Exactly how many lines have the word "screenshot"? Answer with the bare number.
[Begin]
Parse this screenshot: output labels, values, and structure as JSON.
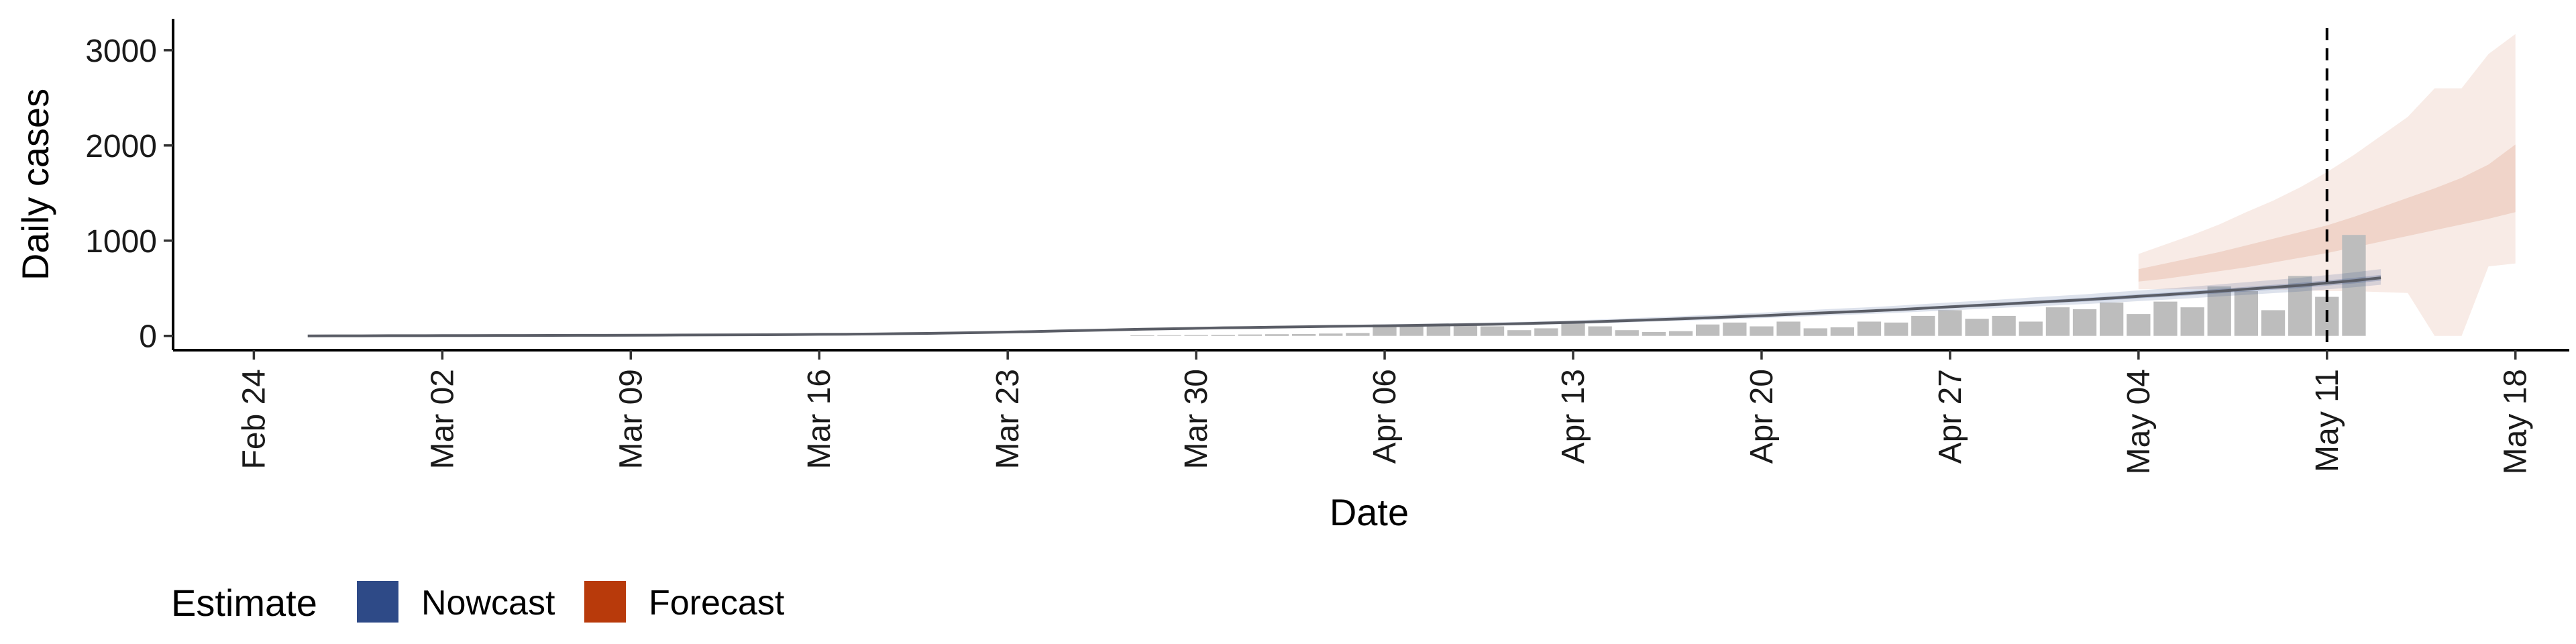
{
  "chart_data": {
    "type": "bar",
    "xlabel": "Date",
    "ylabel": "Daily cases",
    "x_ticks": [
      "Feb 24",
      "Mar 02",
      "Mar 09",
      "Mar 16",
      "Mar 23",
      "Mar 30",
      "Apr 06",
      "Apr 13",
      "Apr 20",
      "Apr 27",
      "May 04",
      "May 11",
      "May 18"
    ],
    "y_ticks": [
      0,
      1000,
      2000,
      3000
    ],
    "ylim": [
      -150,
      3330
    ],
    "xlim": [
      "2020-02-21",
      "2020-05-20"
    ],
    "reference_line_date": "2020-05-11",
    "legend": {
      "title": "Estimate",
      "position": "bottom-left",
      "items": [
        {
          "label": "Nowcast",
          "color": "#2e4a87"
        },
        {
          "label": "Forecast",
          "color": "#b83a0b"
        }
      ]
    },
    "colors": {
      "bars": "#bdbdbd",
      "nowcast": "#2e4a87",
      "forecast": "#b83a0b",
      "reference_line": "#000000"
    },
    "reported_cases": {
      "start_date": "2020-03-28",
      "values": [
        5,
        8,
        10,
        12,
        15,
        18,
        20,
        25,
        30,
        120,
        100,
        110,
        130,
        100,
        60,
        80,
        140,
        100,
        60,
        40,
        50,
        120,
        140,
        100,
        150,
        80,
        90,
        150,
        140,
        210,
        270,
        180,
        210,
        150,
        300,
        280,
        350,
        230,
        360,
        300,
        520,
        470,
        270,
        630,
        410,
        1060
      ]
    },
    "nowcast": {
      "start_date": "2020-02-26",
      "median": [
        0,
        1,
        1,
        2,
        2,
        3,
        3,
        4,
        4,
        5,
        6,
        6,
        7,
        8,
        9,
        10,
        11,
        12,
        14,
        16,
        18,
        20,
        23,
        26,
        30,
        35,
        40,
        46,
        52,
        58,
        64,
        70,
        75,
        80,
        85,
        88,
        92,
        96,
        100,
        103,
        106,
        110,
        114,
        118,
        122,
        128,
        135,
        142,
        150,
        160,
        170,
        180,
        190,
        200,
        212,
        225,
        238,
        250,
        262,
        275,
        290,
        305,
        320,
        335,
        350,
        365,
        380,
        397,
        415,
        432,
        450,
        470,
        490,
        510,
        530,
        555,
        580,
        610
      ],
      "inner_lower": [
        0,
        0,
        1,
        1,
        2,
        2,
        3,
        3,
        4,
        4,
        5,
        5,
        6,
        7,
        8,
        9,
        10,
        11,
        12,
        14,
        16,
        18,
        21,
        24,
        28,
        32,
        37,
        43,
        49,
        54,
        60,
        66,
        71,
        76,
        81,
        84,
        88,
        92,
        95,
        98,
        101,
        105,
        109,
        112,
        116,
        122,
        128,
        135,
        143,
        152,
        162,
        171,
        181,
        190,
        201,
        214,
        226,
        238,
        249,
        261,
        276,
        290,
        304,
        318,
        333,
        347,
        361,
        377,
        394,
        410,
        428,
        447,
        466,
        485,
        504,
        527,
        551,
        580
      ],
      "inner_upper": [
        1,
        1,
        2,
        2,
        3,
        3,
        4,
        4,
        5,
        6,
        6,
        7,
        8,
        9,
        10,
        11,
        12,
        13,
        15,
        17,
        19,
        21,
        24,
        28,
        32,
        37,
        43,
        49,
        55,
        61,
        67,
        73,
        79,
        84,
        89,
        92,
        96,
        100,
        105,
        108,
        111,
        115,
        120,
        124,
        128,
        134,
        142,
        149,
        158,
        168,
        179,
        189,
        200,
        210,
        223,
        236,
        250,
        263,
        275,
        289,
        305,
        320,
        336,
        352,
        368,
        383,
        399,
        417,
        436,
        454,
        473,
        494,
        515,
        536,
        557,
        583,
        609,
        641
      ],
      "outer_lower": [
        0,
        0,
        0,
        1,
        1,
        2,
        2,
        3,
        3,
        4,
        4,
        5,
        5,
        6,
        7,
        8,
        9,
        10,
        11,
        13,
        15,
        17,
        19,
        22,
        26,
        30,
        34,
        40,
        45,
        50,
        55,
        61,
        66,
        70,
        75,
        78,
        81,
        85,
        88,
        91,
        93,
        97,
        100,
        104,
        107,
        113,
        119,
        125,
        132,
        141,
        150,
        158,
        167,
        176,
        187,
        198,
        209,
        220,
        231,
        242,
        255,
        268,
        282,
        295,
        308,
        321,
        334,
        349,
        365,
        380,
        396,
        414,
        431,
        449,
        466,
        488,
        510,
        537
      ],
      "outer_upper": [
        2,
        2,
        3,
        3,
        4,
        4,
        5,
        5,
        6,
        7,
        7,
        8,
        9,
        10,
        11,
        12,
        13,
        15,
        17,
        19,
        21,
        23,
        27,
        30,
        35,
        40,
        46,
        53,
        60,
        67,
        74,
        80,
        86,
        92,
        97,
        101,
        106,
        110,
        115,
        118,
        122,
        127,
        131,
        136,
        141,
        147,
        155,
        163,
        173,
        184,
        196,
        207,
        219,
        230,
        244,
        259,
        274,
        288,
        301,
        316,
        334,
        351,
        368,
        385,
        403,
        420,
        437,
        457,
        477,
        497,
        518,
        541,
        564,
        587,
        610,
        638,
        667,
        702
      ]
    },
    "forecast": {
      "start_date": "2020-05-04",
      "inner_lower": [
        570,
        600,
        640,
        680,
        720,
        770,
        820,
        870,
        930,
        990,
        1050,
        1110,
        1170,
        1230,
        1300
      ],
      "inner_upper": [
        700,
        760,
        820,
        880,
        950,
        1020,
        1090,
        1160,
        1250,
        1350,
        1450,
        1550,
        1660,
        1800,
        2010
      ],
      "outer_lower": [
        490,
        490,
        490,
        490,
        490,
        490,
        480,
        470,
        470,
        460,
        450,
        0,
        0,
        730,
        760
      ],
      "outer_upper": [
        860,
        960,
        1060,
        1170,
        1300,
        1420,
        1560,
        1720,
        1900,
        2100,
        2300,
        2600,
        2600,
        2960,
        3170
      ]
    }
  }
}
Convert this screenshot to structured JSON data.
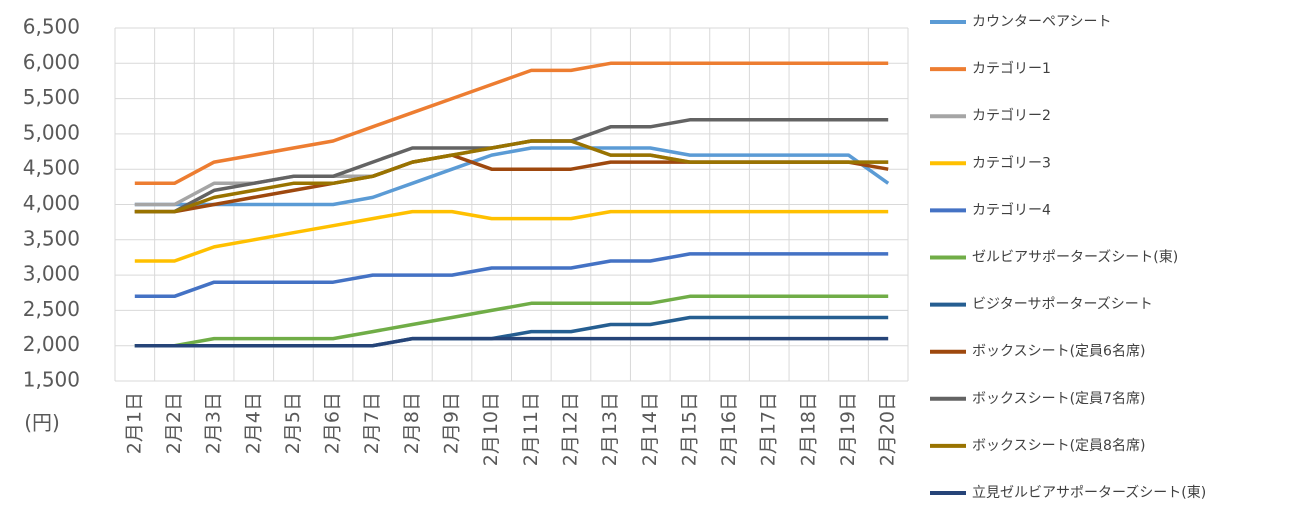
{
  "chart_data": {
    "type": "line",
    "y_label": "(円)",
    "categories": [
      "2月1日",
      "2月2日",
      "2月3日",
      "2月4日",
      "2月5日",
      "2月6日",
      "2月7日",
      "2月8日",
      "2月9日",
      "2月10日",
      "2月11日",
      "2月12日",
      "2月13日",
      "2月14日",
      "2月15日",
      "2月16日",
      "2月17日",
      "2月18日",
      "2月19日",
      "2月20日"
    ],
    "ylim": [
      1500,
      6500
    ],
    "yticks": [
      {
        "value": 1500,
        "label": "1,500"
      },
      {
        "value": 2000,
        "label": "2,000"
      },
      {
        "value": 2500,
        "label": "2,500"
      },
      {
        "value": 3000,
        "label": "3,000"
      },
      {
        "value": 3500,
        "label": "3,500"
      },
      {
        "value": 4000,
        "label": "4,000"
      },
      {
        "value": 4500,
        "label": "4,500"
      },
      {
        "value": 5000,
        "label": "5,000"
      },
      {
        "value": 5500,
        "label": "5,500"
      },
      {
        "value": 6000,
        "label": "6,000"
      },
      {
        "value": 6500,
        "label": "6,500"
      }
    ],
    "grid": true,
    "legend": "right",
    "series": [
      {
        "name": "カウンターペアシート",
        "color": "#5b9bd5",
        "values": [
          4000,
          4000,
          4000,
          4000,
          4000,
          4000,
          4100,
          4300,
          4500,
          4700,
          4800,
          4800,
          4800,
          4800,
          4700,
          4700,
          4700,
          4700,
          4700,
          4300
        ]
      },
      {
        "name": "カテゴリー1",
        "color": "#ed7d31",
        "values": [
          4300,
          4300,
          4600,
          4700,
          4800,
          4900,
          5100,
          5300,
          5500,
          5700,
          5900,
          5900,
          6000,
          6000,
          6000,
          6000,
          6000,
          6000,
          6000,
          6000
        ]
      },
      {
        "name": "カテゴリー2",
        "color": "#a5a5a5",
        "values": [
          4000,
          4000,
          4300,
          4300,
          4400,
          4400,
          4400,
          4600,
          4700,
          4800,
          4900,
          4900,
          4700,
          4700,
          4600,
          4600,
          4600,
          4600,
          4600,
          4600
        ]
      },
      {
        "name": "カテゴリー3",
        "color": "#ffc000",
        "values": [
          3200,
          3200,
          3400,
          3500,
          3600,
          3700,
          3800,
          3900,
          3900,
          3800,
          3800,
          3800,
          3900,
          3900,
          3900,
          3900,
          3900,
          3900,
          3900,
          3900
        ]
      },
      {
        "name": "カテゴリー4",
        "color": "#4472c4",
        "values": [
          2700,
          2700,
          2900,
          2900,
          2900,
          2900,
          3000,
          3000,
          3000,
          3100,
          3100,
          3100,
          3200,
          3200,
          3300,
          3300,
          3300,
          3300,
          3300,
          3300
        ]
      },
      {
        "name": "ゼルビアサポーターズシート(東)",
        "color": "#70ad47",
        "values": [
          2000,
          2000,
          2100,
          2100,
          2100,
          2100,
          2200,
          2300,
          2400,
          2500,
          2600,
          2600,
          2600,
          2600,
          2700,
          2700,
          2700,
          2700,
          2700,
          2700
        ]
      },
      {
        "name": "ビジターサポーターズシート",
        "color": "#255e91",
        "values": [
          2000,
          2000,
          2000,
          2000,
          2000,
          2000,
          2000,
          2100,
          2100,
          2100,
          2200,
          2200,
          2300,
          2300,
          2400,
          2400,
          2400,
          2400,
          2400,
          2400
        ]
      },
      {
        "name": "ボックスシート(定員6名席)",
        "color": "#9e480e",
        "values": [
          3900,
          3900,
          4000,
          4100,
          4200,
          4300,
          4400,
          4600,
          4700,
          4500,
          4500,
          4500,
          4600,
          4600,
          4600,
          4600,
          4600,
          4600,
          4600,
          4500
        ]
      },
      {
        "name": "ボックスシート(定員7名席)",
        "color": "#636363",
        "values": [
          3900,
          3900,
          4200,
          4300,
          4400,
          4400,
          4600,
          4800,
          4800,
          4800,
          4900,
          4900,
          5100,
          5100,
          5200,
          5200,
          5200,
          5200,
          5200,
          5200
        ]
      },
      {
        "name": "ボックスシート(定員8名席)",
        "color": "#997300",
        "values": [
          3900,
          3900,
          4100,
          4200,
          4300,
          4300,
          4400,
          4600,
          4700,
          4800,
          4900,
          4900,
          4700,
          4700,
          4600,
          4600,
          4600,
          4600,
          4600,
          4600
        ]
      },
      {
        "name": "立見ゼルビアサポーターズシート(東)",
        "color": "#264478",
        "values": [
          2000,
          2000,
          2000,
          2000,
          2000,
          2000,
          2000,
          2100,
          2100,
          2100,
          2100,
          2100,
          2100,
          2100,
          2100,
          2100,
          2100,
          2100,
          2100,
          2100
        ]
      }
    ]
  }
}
[End]
- The reply:
2